* **Exercise aim**
Reproduce all records verbatim.
== Data excerpts
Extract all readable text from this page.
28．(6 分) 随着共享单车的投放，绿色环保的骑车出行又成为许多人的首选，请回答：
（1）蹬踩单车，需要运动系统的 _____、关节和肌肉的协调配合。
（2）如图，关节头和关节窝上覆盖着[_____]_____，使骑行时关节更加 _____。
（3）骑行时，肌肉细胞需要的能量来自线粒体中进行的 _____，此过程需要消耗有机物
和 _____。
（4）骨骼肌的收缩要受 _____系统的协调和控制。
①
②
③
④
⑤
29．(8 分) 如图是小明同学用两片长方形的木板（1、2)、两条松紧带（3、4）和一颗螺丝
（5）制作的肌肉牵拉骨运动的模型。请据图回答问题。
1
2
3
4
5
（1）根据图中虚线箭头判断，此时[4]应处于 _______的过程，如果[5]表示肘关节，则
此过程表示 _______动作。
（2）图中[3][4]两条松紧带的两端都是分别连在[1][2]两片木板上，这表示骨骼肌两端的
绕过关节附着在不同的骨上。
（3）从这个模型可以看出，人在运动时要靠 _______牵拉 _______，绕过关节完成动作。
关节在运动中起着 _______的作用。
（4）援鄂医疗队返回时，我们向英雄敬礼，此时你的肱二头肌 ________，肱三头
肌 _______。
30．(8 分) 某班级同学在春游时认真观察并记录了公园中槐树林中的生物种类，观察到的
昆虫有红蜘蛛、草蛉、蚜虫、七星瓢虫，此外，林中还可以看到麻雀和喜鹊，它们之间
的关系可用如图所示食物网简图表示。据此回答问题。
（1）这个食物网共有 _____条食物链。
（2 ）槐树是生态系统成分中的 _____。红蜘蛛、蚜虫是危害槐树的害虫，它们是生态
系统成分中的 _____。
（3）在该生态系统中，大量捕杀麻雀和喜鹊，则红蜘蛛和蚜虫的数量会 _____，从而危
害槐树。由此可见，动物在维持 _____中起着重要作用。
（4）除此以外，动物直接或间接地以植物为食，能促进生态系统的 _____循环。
====
* **Output of the task**
Extract all readable text from this page.
28．(6 分) 随着共享单车的投放，绿色环保的骑车出行又成为许多人的首选，请回答：
（1）蹬踩单车，需要运动系统的 _____、关节和肌肉的协调配合。
（2）如图，关节头和关节窝上覆盖着[_____]_____，使骑行时关节更加 _____。
（3）骑行时，肌肉细胞需要的能量来自线粒体中进行的 _____，此过程需要消耗有机物
和 _____。
（4）骨骼肌的收缩要受 _____系统的协调和控制。
①
②
③
④
⑤
29．(8 分) 如图是小明同学用两片长方形的木板（1、2)、两条松紧带（3、4）和一颗螺丝
（5）制作的肌肉牵拉骨运动的模型。请据图回答问题。
1
2
3
4
5
（1）根据图中虚线箭头判断，此时[4]应处于 _______的过程，如果[5]表示肘关节，则
此过程表示 _______动作。
（2）图中[3][4]两条松紧带的两端都是分别连在[1][2]两片木板上，这表示骨骼肌两端的
绕过关节附着在不同的骨上。
（3）从这个模型可以看出，人在运动时要靠 _______牵拉 _______，绕过关节完成动作。
关节在运动中起着 _______的作用。
（4）援鄂医疗队返回时，我们向英雄敬礼，此时你的肱二头肌 ________，肱三头
肌 _______。
30．(8 分) 某班级同学在春游时认真观察并记录了公园中槐树林中的生物种类，观察到的
昆虫有红蜘蛛、草蛉、蚜虫、七星瓢虫，此外，林中还可以看到麻雀和喜鹊，它们之间
的关系可用如图所示食物网简图表示。据此回答问题。
（1）这个食物网共有 _____条食物链。
（2 ）槐树是生态系统成分中的 _____。红蜘蛛、蚜虫是危害槐树的害虫，它们是生态
系统成分中的 _____。
（3）在该生态系统中，大量捕杀麻雀和喜鹊，则红蜘蛛和蚜虫的数量会 _____，从而危
害槐树。由此可见，动物在维持 _____中起着重要作用。
（4）除此以外，动物直接或间接地以植物为食，能促进生态系统的 _____循环。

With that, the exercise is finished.